Collection entries
--- --- ---

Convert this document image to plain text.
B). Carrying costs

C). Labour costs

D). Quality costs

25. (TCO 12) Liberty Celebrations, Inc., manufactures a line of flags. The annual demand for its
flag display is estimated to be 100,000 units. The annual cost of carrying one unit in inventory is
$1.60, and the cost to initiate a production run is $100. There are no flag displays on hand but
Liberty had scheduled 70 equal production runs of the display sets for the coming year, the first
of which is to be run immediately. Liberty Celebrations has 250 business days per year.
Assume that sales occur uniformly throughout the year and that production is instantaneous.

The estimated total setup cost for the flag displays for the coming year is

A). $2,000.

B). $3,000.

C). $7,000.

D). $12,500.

--- --- ---

→ Exercise aim: All of the material above needs to be retyped word for word.

→ Exercise output:
Convert this document image to plain text.
B). Carrying costs

C). Labour costs

D). Quality costs

25. (TCO 12) Liberty Celebrations, Inc., manufactures a line of flags. The annual demand for its
flag display is estimated to be 100,000 units. The annual cost of carrying one unit in inventory is
$1.60, and the cost to initiate a production run is $100. There are no flag displays on hand but
Liberty had scheduled 70 equal production runs of the display sets for the coming year, the first
of which is to be run immediately. Liberty Celebrations has 250 business days per year.
Assume that sales occur uniformly throughout the year and that production is instantaneous.

The estimated total setup cost for the flag displays for the coming year is

A). $2,000.

B). $3,000.

C). $7,000.

D). $12,500.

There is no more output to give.